▶ _Objective_: Omit the pictures and return every entry exactly as written.

Data entries for graphics
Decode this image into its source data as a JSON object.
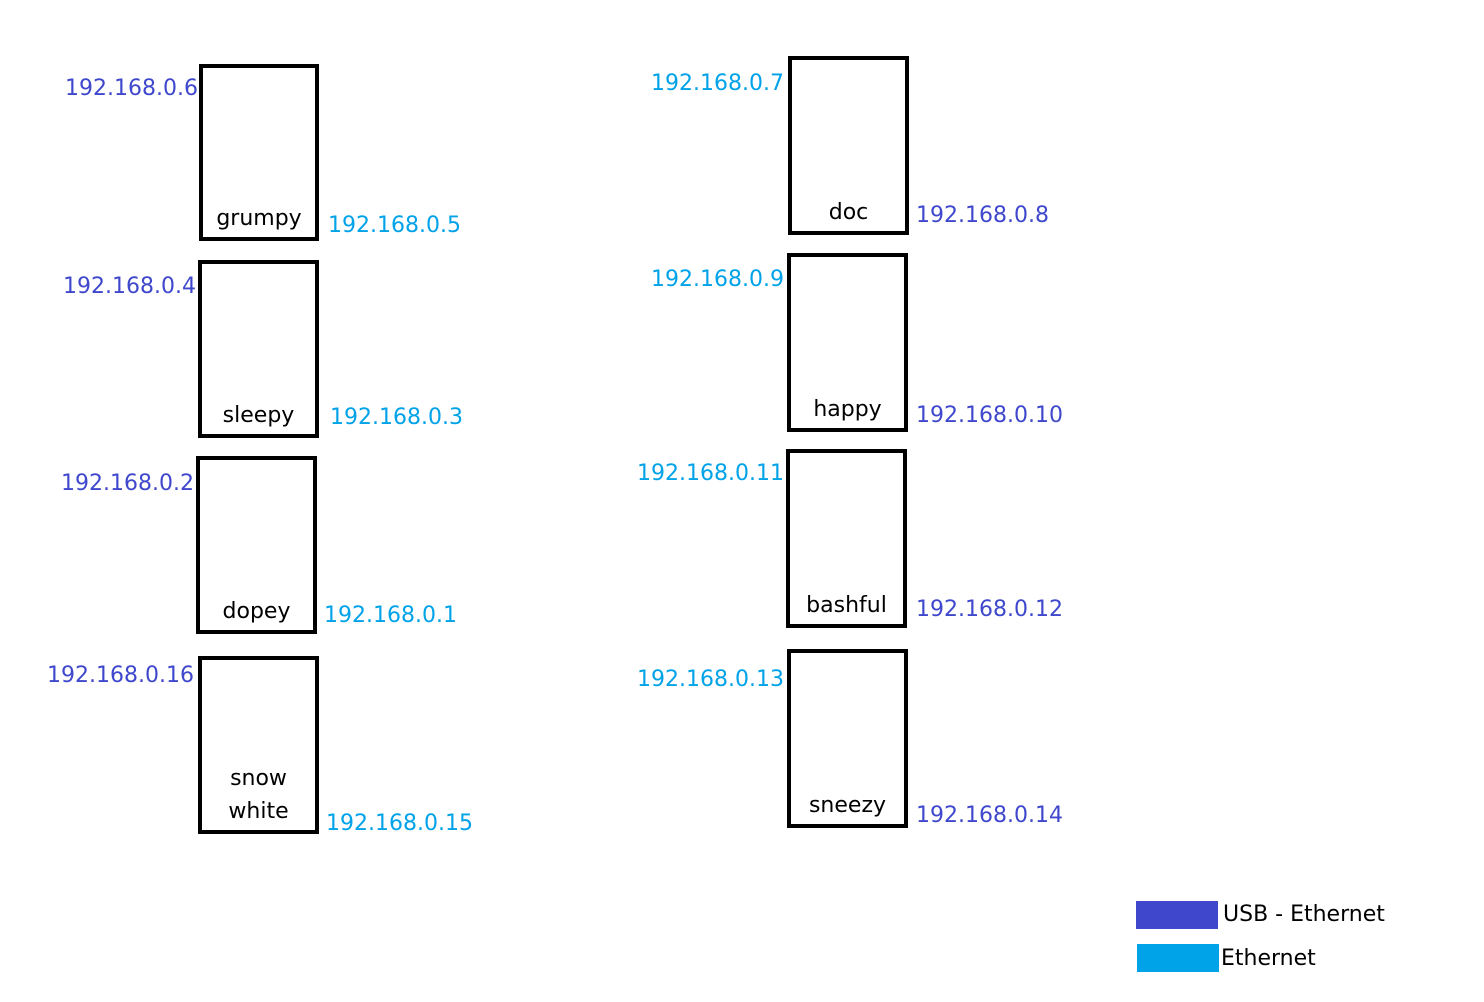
{
  "colors": {
    "usb_ethernet": "#3f48cc",
    "ethernet": "#00a2e8",
    "box_border": "#000000"
  },
  "nodes": [
    {
      "name": "grumpy",
      "usb_ip": "192.168.0.6",
      "eth_ip": "192.168.0.5"
    },
    {
      "name": "sleepy",
      "usb_ip": "192.168.0.4",
      "eth_ip": "192.168.0.3"
    },
    {
      "name": "dopey",
      "usb_ip": "192.168.0.2",
      "eth_ip": "192.168.0.1"
    },
    {
      "name": "snow\nwhite",
      "usb_ip": "192.168.0.16",
      "eth_ip": "192.168.0.15"
    },
    {
      "name": "doc",
      "eth_ip": "192.168.0.7",
      "usb_ip": "192.168.0.8"
    },
    {
      "name": "happy",
      "eth_ip": "192.168.0.9",
      "usb_ip": "192.168.0.10"
    },
    {
      "name": "bashful",
      "eth_ip": "192.168.0.11",
      "usb_ip": "192.168.0.12"
    },
    {
      "name": "sneezy",
      "eth_ip": "192.168.0.13",
      "usb_ip": "192.168.0.14"
    }
  ],
  "legend": {
    "usb_label": "USB - Ethernet",
    "eth_label": "Ethernet"
  }
}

▶ _Correct response_:
Decode this image into its source data as a JSON object.
{
  "colors": {
    "usb_ethernet": "#3f48cc",
    "ethernet": "#00a2e8",
    "box_border": "#000000"
  },
  "nodes": [
    {
      "name": "grumpy",
      "usb_ip": "192.168.0.6",
      "eth_ip": "192.168.0.5"
    },
    {
      "name": "sleepy",
      "usb_ip": "192.168.0.4",
      "eth_ip": "192.168.0.3"
    },
    {
      "name": "dopey",
      "usb_ip": "192.168.0.2",
      "eth_ip": "192.168.0.1"
    },
    {
      "name": "snow\nwhite",
      "usb_ip": "192.168.0.16",
      "eth_ip": "192.168.0.15"
    },
    {
      "name": "doc",
      "eth_ip": "192.168.0.7",
      "usb_ip": "192.168.0.8"
    },
    {
      "name": "happy",
      "eth_ip": "192.168.0.9",
      "usb_ip": "192.168.0.10"
    },
    {
      "name": "bashful",
      "eth_ip": "192.168.0.11",
      "usb_ip": "192.168.0.12"
    },
    {
      "name": "sneezy",
      "eth_ip": "192.168.0.13",
      "usb_ip": "192.168.0.14"
    }
  ],
  "legend": {
    "usb_label": "USB - Ethernet",
    "eth_label": "Ethernet"
  }
}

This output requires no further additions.